→ **Supplied material**:
-- begin --

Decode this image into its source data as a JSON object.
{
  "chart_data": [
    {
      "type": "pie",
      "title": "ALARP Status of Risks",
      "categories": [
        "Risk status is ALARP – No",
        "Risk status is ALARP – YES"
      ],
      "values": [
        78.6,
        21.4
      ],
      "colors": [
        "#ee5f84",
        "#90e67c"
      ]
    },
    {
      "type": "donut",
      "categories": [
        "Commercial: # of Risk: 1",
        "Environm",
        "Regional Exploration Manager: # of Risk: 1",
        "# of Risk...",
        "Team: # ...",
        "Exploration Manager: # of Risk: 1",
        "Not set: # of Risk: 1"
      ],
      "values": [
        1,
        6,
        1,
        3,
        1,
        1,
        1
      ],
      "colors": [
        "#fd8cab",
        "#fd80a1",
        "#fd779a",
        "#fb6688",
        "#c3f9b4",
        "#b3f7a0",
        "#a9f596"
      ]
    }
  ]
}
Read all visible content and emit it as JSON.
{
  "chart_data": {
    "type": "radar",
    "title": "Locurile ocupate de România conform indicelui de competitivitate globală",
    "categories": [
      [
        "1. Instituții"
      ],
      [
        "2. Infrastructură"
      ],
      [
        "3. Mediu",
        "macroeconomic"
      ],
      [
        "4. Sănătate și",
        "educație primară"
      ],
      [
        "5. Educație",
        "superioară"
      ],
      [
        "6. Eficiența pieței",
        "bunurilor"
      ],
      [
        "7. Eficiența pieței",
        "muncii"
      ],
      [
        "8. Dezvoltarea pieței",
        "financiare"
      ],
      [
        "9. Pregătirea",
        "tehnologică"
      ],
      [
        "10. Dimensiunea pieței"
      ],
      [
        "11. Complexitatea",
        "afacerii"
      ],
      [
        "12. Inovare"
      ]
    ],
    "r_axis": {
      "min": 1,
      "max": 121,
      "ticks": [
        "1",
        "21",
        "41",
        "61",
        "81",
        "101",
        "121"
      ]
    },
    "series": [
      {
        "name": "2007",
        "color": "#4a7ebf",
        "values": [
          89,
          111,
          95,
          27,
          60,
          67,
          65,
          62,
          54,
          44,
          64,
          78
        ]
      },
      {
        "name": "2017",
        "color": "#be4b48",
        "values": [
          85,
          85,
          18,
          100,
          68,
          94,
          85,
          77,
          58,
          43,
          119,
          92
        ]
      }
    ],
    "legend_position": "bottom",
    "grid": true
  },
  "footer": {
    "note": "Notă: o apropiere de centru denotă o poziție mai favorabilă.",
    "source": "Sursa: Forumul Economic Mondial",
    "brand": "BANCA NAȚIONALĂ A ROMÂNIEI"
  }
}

-- end --

→ **Exercise brief**:
Repeat the records above exactly.

→ **Response to the task**:
Decode this image into its source data as a JSON object.
{
  "chart_data": [
    {
      "type": "pie",
      "title": "ALARP Status of Risks",
      "categories": [
        "Risk status is ALARP – No",
        "Risk status is ALARP – YES"
      ],
      "values": [
        78.6,
        21.4
      ],
      "colors": [
        "#ee5f84",
        "#90e67c"
      ]
    },
    {
      "type": "donut",
      "categories": [
        "Commercial: # of Risk: 1",
        "Environm",
        "Regional Exploration Manager: # of Risk: 1",
        "# of Risk...",
        "Team: # ...",
        "Exploration Manager: # of Risk: 1",
        "Not set: # of Risk: 1"
      ],
      "values": [
        1,
        6,
        1,
        3,
        1,
        1,
        1
      ],
      "colors": [
        "#fd8cab",
        "#fd80a1",
        "#fd779a",
        "#fb6688",
        "#c3f9b4",
        "#b3f7a0",
        "#a9f596"
      ]
    }
  ]
}
Read all visible content and emit it as JSON.
{
  "chart_data": {
    "type": "radar",
    "title": "Locurile ocupate de România conform indicelui de competitivitate globală",
    "categories": [
      [
        "1. Instituții"
      ],
      [
        "2. Infrastructură"
      ],
      [
        "3. Mediu",
        "macroeconomic"
      ],
      [
        "4. Sănătate și",
        "educație primară"
      ],
      [
        "5. Educație",
        "superioară"
      ],
      [
        "6. Eficiența pieței",
        "bunurilor"
      ],
      [
        "7. Eficiența pieței",
        "muncii"
      ],
      [
        "8. Dezvoltarea pieței",
        "financiare"
      ],
      [
        "9. Pregătirea",
        "tehnologică"
      ],
      [
        "10. Dimensiunea pieței"
      ],
      [
        "11. Complexitatea",
        "afacerii"
      ],
      [
        "12. Inovare"
      ]
    ],
    "r_axis": {
      "min": 1,
      "max": 121,
      "ticks": [
        "1",
        "21",
        "41",
        "61",
        "81",
        "101",
        "121"
      ]
    },
    "series": [
      {
        "name": "2007",
        "color": "#4a7ebf",
        "values": [
          89,
          111,
          95,
          27,
          60,
          67,
          65,
          62,
          54,
          44,
          64,
          78
        ]
      },
      {
        "name": "2017",
        "color": "#be4b48",
        "values": [
          85,
          85,
          18,
          100,
          68,
          94,
          85,
          77,
          58,
          43,
          119,
          92
        ]
      }
    ],
    "legend_position": "bottom",
    "grid": true
  },
  "footer": {
    "note": "Notă: o apropiere de centru denotă o poziție mai favorabilă.",
    "source": "Sursa: Forumul Economic Mondial",
    "brand": "BANCA NAȚIONALĂ A ROMÂNIEI"
  }
}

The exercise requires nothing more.